§ Exercises
1. In the Afterschool Charisma article, which magazine serialized the manga, and during what years?
2. Summarize the Afterschool Charisma article in two sentences.
3. Write the next part of the Afterschool Charisma article, picking up after its final sentence.

§ Source excerpt
※
- First tankōbon volume cover

放課後のカリスマ (Hokago no Charisma)
- Genre: Fantasy, thriller
- Written by: Kumiko Suekane [ja]
- Published by: Shogakukan
- English publisher: NA: Viz Media; SG: Chuang Yi;
- Imprint: Ikki Comix
- Magazine: Monthly Ikki
- Original run: April 25, 2008 – September 25, 2014
- Volumes: 12
- Anime and manga portal

= Afterschool Charisma =

Japanese manga series by Kumiko Suekane

Afterschool Charisma (放課後のカリスマ, Hokago no Charisma) is a Japanese manga series written and illustrated by Kumiko Suekane. It was serialized in Shogakukan's seinen manga magazine Monthly Ikki from April 2008 to September 2014, and its chapters were compiled by Shogakukan and released into twelve tankōbon volumes. The manga is licensed in North America by Viz Media, and was partially available online at their website.

In developing the manga, Suekane felt it would be interesting to have "many great personages" together, and so she conceived of the idea of cloning them and putting them into the same world.

==Story==
St. Kleio Academy is a very exclusive high school which restricts its enrollment to the clones of famous historical figures. The only exception seems to be the new transfer student Shirou Kamiya, the son of one of the main scientists involved in the cloning project. Shirou does his best to fit in, however, many of his classmates envy him because of the privilege he has as a human being even though Shirou wants nothing more than to help his new friends. Unlike Shirou, whose destiny has not been predetermined by history, the clones must closely study the achievements of their originals so that they can finish what their originals started. The students become ever more fearful of their futures, however, when the clone of John F. Kennedy is assassinated during his first presidential campaign in a manner similar to his original and they begin to seek out ways to alter their allegedly inevitable fates.

==Characters==
===Students===
- Shirou Kamiya (神矢史良)
Shirou Kamiya is the son of Dr. Kamiya and the only human student attending St. Kleio Academy. Both of these factors have earned him the resentment of his classmates even though he is good friends with several of them. The recent appearance of a man named Kai, who looks like him and claims to be a clone (later proven true), in addition to comments by Rockswell, has led Shirou to question his true identity.
- Napoleon Bonaparte
Napoleon Bonaparte is the clone of the famous French emperor. Gregarious, he is one of Shirou's closest friends in the school. He has grown to a somewhat greater height already than his original is believed to have possessed. Though skeptical about the potency of the Almighty Dolly, he goes along with the rituals due to the influence of his friends, particularly Joan of Arc, whom he admires deeply. This goes to the point where he agrees to light the pyre in her mock burning at the stake, and is therefore deeply affected by her death when it goes awry.
- Ikkyu (一休)
Ikkyu is the clone of the famous Japanese Zen Buddhist priest. He is very friendly and admired among the clones, spreading good cheer, mischief, and Buddhist ideals. He wears glasses, which his original did not due to the time period.
※
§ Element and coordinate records
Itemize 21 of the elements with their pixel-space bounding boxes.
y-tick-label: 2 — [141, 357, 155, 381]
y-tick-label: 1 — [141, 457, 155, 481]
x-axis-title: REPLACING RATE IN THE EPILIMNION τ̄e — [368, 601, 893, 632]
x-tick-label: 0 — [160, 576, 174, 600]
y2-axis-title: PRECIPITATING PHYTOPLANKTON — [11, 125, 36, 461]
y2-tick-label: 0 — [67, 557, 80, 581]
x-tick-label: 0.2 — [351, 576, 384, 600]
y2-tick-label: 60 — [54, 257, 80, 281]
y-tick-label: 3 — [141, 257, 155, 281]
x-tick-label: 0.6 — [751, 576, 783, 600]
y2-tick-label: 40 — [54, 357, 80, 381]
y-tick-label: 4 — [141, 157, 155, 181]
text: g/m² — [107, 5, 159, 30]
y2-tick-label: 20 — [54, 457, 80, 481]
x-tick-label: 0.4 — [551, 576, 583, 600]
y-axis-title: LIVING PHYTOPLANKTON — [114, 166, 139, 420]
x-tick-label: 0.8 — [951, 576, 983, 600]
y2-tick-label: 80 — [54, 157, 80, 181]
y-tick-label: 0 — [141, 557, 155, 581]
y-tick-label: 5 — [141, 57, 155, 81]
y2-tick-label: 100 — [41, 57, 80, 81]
※
§ Answers in order
1. It ran in Shogakukan's seinen magazine Monthly Ikki from April 2008 to September 2014.

2. Afterschool Charisma is a Japanese manga by Kumiko Suekane, serialized in Monthly Ikki from 2008 to 2014, collected in twelve volumes and licensed in North America by Viz Media. Set at St. Kleio Academy, a school for clones of famous historical figures, it follows the only human student, Shirou Kamiya, as his classmates try to escape their predetermined fates after the clone of John F. Kennedy is assassinated.

3.
- Sigmund Freud
Sigmund Freud is the clone of the famous Austrian psychologist. He commonly views the actions of his fellow students through the lens of his original's theories about parental complexes and sexual drives, and always assumes the worst about anti-clone movements. Though he does have a rather stable place in the main characters' circle of friends due to his intelligence, they are often put off by his constant mockery.
- Carl Jung
The clone of the famous Swiss psychologist. Like his predecessor, he has a rivalry with the clone of Sigmund Freud.
- Elizabeth Tudor (Elizabeth I)
Elizabeth Tudor is the clone of the famous English queen. Elizabeth is a hopeless romantic who yearns to be a wife and mother despite the fact that her original was well known for her chastity and her dedication to England. At the same time, however, Elizabeth fears that she may well die alone because, as a clone, she must follow the path of her original even if it means that she must set aside her own dreams. After the scarred Kai tells his story, and seeing how her preceding clone was, she left the academy with him and Hitler.
- Florence Nightingale
Florence Nightingale is the clone of the famous English nurse. Caring and maternal, she gets along well with her fellow clones, though they are often embarrassed by her excessive physical affection.
- Marie Curie (Maria Skłodowska-Curie)
Marie Curie is the clone of the famous Polish-French female scientist. As a clone, Marie is expected to follow the path of her original, however, she is far more passionate about music than physics and chemistry, especially inspired by the works of Mozart. At the start of the manga Shirou persuades his father to allow Marie to study music instead and she is supposedly transferred to a music school, but due to Rockswell's attempted killing of Pandora and his comments afterwards, it is implied that the Marie Curie that Shirou knew was killed, though Volume 7 reveals this to not be the case.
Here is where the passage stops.